* **Given problem**: Reproduce each line exactly. Skip none.

-------------------------

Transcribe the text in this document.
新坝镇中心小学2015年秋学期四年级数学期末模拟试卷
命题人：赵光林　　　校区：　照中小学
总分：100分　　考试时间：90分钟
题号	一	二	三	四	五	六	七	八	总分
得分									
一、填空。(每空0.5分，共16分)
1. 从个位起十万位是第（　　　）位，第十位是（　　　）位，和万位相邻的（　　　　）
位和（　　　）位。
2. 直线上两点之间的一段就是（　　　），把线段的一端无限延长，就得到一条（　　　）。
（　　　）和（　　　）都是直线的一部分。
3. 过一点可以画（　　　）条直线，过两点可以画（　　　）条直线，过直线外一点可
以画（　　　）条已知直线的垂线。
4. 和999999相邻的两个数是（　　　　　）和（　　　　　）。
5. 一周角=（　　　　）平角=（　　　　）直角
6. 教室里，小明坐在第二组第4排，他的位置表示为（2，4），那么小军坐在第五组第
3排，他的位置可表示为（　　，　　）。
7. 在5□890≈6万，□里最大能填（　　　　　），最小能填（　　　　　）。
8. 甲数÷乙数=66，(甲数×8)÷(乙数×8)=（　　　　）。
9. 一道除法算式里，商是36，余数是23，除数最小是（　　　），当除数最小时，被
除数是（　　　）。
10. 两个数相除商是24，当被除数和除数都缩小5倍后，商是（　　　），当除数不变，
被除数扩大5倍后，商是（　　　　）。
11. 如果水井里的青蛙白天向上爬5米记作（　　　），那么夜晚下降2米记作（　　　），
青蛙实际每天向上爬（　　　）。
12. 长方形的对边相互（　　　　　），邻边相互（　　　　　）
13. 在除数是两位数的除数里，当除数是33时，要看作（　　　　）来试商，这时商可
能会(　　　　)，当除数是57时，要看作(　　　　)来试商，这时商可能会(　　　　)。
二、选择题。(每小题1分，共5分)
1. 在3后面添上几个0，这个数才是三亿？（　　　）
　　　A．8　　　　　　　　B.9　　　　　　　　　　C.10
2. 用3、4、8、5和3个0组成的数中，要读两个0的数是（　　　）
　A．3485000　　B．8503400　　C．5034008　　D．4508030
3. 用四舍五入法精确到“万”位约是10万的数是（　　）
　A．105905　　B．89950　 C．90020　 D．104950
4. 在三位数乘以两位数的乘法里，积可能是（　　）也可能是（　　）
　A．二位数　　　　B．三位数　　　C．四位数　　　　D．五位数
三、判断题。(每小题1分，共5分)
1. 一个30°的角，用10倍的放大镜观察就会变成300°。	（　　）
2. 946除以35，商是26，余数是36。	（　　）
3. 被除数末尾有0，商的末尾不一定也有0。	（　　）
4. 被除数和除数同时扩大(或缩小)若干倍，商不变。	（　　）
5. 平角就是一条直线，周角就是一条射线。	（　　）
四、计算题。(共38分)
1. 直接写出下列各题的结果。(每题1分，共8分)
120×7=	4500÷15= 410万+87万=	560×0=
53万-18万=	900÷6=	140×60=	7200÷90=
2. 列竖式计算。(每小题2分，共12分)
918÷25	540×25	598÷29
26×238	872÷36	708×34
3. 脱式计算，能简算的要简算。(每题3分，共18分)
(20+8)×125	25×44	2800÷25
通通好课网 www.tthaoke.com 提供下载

-------------------------

* **Correct output**:
Transcribe the text in this document.
新坝镇中心小学2015年秋学期四年级数学期末模拟试卷
命题人：赵光林　　　校区：　照中小学
总分：100分　　考试时间：90分钟
题号	一	二	三	四	五	六	七	八	总分
得分									
一、填空。(每空0.5分，共16分)
1. 从个位起十万位是第（　　　）位，第十位是（　　　）位，和万位相邻的（　　　　）
位和（　　　）位。
2. 直线上两点之间的一段就是（　　　），把线段的一端无限延长，就得到一条（　　　）。
（　　　）和（　　　）都是直线的一部分。
3. 过一点可以画（　　　）条直线，过两点可以画（　　　）条直线，过直线外一点可
以画（　　　）条已知直线的垂线。
4. 和999999相邻的两个数是（　　　　　）和（　　　　　）。
5. 一周角=（　　　　）平角=（　　　　）直角
6. 教室里，小明坐在第二组第4排，他的位置表示为（2，4），那么小军坐在第五组第
3排，他的位置可表示为（　　，　　）。
7. 在5□890≈6万，□里最大能填（　　　　　），最小能填（　　　　　）。
8. 甲数÷乙数=66，(甲数×8)÷(乙数×8)=（　　　　）。
9. 一道除法算式里，商是36，余数是23，除数最小是（　　　），当除数最小时，被
除数是（　　　）。
10. 两个数相除商是24，当被除数和除数都缩小5倍后，商是（　　　），当除数不变，
被除数扩大5倍后，商是（　　　　）。
11. 如果水井里的青蛙白天向上爬5米记作（　　　），那么夜晚下降2米记作（　　　），
青蛙实际每天向上爬（　　　）。
12. 长方形的对边相互（　　　　　），邻边相互（　　　　　）
13. 在除数是两位数的除数里，当除数是33时，要看作（　　　　）来试商，这时商可
能会(　　　　)，当除数是57时，要看作(　　　　)来试商，这时商可能会(　　　　)。
二、选择题。(每小题1分，共5分)
1. 在3后面添上几个0，这个数才是三亿？（　　　）
　　　A．8　　　　　　　　B.9　　　　　　　　　　C.10
2. 用3、4、8、5和3个0组成的数中，要读两个0的数是（　　　）
　A．3485000　　B．8503400　　C．5034008　　D．4508030
3. 用四舍五入法精确到“万”位约是10万的数是（　　）
　A．105905　　B．89950　 C．90020　 D．104950
4. 在三位数乘以两位数的乘法里，积可能是（　　）也可能是（　　）
　A．二位数　　　　B．三位数　　　C．四位数　　　　D．五位数
三、判断题。(每小题1分，共5分)
1. 一个30°的角，用10倍的放大镜观察就会变成300°。	（　　）
2. 946除以35，商是26，余数是36。	（　　）
3. 被除数末尾有0，商的末尾不一定也有0。	（　　）
4. 被除数和除数同时扩大(或缩小)若干倍，商不变。	（　　）
5. 平角就是一条直线，周角就是一条射线。	（　　）
四、计算题。(共38分)
1. 直接写出下列各题的结果。(每题1分，共8分)
120×7=	4500÷15= 410万+87万=	560×0=
53万-18万=	900÷6=	140×60=	7200÷90=
2. 列竖式计算。(每小题2分，共12分)
918÷25	540×25	598÷29
26×238	872÷36	708×34
3. 脱式计算，能简算的要简算。(每题3分，共18分)
(20+8)×125	25×44	2800÷25
通通好课网 www.tthaoke.com 提供下载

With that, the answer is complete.